Written instruction:
The exercise asks for every line of the data to be reproduced exactly.

Dataset rows:
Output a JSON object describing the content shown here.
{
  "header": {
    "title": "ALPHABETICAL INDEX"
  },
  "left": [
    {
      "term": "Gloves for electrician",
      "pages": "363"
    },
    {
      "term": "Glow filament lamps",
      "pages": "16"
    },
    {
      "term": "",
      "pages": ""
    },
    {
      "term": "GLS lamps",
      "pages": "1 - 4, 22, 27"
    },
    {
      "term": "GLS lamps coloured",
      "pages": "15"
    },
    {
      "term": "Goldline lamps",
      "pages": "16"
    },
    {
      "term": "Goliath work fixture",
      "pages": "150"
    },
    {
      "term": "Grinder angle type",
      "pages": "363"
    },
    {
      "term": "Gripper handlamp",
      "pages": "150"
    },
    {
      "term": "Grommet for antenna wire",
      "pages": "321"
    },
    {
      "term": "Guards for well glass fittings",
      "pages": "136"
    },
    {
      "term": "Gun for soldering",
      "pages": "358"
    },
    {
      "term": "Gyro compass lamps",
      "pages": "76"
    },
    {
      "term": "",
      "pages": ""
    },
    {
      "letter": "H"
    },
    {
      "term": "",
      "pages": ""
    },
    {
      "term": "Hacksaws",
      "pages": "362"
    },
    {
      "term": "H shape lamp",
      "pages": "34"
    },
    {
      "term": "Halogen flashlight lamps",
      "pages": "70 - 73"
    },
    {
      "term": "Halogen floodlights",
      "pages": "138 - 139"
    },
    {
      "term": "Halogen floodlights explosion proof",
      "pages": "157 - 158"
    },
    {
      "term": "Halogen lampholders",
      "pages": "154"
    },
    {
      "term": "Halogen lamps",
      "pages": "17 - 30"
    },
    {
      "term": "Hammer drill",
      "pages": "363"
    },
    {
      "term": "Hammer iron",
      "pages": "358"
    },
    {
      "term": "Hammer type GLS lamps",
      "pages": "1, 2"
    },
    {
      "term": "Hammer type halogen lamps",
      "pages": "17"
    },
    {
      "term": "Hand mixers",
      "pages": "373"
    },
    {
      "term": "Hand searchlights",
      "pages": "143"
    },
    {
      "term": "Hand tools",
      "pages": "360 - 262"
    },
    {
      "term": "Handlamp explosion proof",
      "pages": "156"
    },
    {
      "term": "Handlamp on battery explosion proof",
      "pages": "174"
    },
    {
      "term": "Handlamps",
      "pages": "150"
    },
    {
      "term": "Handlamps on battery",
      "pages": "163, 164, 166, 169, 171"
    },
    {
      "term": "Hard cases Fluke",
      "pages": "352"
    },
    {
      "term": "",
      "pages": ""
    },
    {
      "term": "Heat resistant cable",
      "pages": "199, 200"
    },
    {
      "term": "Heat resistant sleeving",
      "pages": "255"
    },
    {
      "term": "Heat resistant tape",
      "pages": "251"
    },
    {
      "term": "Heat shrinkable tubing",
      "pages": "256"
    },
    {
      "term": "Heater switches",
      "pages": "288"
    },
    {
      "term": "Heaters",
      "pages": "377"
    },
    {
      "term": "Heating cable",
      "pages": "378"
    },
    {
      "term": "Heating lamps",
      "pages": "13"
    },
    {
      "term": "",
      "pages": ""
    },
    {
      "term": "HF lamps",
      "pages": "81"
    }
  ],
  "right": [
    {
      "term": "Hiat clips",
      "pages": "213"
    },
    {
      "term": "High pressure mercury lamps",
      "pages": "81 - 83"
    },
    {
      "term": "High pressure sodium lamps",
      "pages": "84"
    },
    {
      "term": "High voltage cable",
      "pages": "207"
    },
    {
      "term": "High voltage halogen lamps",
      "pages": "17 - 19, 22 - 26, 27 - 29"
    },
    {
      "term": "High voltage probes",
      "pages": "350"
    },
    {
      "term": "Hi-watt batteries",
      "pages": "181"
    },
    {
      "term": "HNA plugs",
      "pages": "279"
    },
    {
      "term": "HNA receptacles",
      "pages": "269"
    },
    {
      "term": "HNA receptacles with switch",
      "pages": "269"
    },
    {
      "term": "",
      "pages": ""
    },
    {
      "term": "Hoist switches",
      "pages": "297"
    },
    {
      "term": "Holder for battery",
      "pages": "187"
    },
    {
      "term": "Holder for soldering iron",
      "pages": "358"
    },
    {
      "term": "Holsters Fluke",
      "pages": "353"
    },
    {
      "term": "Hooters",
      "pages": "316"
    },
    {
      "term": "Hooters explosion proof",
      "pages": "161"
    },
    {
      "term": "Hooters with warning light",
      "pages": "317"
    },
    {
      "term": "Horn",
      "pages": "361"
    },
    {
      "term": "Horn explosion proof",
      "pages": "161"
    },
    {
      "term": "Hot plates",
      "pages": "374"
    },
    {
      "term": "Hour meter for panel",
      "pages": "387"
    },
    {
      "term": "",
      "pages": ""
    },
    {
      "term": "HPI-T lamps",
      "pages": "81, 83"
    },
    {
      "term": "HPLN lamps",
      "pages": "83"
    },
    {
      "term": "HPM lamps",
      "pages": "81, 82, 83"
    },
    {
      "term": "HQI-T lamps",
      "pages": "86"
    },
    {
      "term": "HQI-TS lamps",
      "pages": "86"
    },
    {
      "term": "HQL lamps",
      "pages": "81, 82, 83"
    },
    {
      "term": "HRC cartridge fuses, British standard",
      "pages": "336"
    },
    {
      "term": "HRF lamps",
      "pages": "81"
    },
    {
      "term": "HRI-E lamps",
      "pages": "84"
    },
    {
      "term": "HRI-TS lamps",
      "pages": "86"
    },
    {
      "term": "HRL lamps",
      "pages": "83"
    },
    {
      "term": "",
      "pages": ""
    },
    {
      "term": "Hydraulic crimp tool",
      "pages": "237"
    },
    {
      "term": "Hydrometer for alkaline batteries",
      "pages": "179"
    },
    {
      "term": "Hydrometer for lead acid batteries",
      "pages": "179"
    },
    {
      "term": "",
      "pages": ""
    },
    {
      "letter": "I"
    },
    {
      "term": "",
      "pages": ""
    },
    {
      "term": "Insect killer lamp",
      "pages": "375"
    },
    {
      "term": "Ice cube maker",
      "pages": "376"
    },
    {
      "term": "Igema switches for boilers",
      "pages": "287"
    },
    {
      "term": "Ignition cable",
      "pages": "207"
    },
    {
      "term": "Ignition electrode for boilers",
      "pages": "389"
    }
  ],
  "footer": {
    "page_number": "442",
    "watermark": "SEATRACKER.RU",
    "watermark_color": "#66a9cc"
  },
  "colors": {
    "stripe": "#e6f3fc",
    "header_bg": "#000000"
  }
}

Written solution:
Output a JSON object describing the content shown here.
{
  "header": {
    "title": "ALPHABETICAL INDEX"
  },
  "left": [
    {
      "term": "Gloves for electrician",
      "pages": "363"
    },
    {
      "term": "Glow filament lamps",
      "pages": "16"
    },
    {
      "term": "",
      "pages": ""
    },
    {
      "term": "GLS lamps",
      "pages": "1 - 4, 22, 27"
    },
    {
      "term": "GLS lamps coloured",
      "pages": "15"
    },
    {
      "term": "Goldline lamps",
      "pages": "16"
    },
    {
      "term": "Goliath work fixture",
      "pages": "150"
    },
    {
      "term": "Grinder angle type",
      "pages": "363"
    },
    {
      "term": "Gripper handlamp",
      "pages": "150"
    },
    {
      "term": "Grommet for antenna wire",
      "pages": "321"
    },
    {
      "term": "Guards for well glass fittings",
      "pages": "136"
    },
    {
      "term": "Gun for soldering",
      "pages": "358"
    },
    {
      "term": "Gyro compass lamps",
      "pages": "76"
    },
    {
      "term": "",
      "pages": ""
    },
    {
      "letter": "H"
    },
    {
      "term": "",
      "pages": ""
    },
    {
      "term": "Hacksaws",
      "pages": "362"
    },
    {
      "term": "H shape lamp",
      "pages": "34"
    },
    {
      "term": "Halogen flashlight lamps",
      "pages": "70 - 73"
    },
    {
      "term": "Halogen floodlights",
      "pages": "138 - 139"
    },
    {
      "term": "Halogen floodlights explosion proof",
      "pages": "157 - 158"
    },
    {
      "term": "Halogen lampholders",
      "pages": "154"
    },
    {
      "term": "Halogen lamps",
      "pages": "17 - 30"
    },
    {
      "term": "Hammer drill",
      "pages": "363"
    },
    {
      "term": "Hammer iron",
      "pages": "358"
    },
    {
      "term": "Hammer type GLS lamps",
      "pages": "1, 2"
    },
    {
      "term": "Hammer type halogen lamps",
      "pages": "17"
    },
    {
      "term": "Hand mixers",
      "pages": "373"
    },
    {
      "term": "Hand searchlights",
      "pages": "143"
    },
    {
      "term": "Hand tools",
      "pages": "360 - 262"
    },
    {
      "term": "Handlamp explosion proof",
      "pages": "156"
    },
    {
      "term": "Handlamp on battery explosion proof",
      "pages": "174"
    },
    {
      "term": "Handlamps",
      "pages": "150"
    },
    {
      "term": "Handlamps on battery",
      "pages": "163, 164, 166, 169, 171"
    },
    {
      "term": "Hard cases Fluke",
      "pages": "352"
    },
    {
      "term": "",
      "pages": ""
    },
    {
      "term": "Heat resistant cable",
      "pages": "199, 200"
    },
    {
      "term": "Heat resistant sleeving",
      "pages": "255"
    },
    {
      "term": "Heat resistant tape",
      "pages": "251"
    },
    {
      "term": "Heat shrinkable tubing",
      "pages": "256"
    },
    {
      "term": "Heater switches",
      "pages": "288"
    },
    {
      "term": "Heaters",
      "pages": "377"
    },
    {
      "term": "Heating cable",
      "pages": "378"
    },
    {
      "term": "Heating lamps",
      "pages": "13"
    },
    {
      "term": "",
      "pages": ""
    },
    {
      "term": "HF lamps",
      "pages": "81"
    }
  ],
  "right": [
    {
      "term": "Hiat clips",
      "pages": "213"
    },
    {
      "term": "High pressure mercury lamps",
      "pages": "81 - 83"
    },
    {
      "term": "High pressure sodium lamps",
      "pages": "84"
    },
    {
      "term": "High voltage cable",
      "pages": "207"
    },
    {
      "term": "High voltage halogen lamps",
      "pages": "17 - 19, 22 - 26, 27 - 29"
    },
    {
      "term": "High voltage probes",
      "pages": "350"
    },
    {
      "term": "Hi-watt batteries",
      "pages": "181"
    },
    {
      "term": "HNA plugs",
      "pages": "279"
    },
    {
      "term": "HNA receptacles",
      "pages": "269"
    },
    {
      "term": "HNA receptacles with switch",
      "pages": "269"
    },
    {
      "term": "",
      "pages": ""
    },
    {
      "term": "Hoist switches",
      "pages": "297"
    },
    {
      "term": "Holder for battery",
      "pages": "187"
    },
    {
      "term": "Holder for soldering iron",
      "pages": "358"
    },
    {
      "term": "Holsters Fluke",
      "pages": "353"
    },
    {
      "term": "Hooters",
      "pages": "316"
    },
    {
      "term": "Hooters explosion proof",
      "pages": "161"
    },
    {
      "term": "Hooters with warning light",
      "pages": "317"
    },
    {
      "term": "Horn",
      "pages": "361"
    },
    {
      "term": "Horn explosion proof",
      "pages": "161"
    },
    {
      "term": "Hot plates",
      "pages": "374"
    },
    {
      "term": "Hour meter for panel",
      "pages": "387"
    },
    {
      "term": "",
      "pages": ""
    },
    {
      "term": "HPI-T lamps",
      "pages": "81, 83"
    },
    {
      "term": "HPLN lamps",
      "pages": "83"
    },
    {
      "term": "HPM lamps",
      "pages": "81, 82, 83"
    },
    {
      "term": "HQI-T lamps",
      "pages": "86"
    },
    {
      "term": "HQI-TS lamps",
      "pages": "86"
    },
    {
      "term": "HQL lamps",
      "pages": "81, 82, 83"
    },
    {
      "term": "HRC cartridge fuses, British standard",
      "pages": "336"
    },
    {
      "term": "HRF lamps",
      "pages": "81"
    },
    {
      "term": "HRI-E lamps",
      "pages": "84"
    },
    {
      "term": "HRI-TS lamps",
      "pages": "86"
    },
    {
      "term": "HRL lamps",
      "pages": "83"
    },
    {
      "term": "",
      "pages": ""
    },
    {
      "term": "Hydraulic crimp tool",
      "pages": "237"
    },
    {
      "term": "Hydrometer for alkaline batteries",
      "pages": "179"
    },
    {
      "term": "Hydrometer for lead acid batteries",
      "pages": "179"
    },
    {
      "term": "",
      "pages": ""
    },
    {
      "letter": "I"
    },
    {
      "term": "",
      "pages": ""
    },
    {
      "term": "Insect killer lamp",
      "pages": "375"
    },
    {
      "term": "Ice cube maker",
      "pages": "376"
    },
    {
      "term": "Igema switches for boilers",
      "pages": "287"
    },
    {
      "term": "Ignition cable",
      "pages": "207"
    },
    {
      "term": "Ignition electrode for boilers",
      "pages": "389"
    }
  ],
  "footer": {
    "page_number": "442",
    "watermark": "SEATRACKER.RU",
    "watermark_color": "#66a9cc"
  },
  "colors": {
    "stripe": "#e6f3fc",
    "header_bg": "#000000"
  }
}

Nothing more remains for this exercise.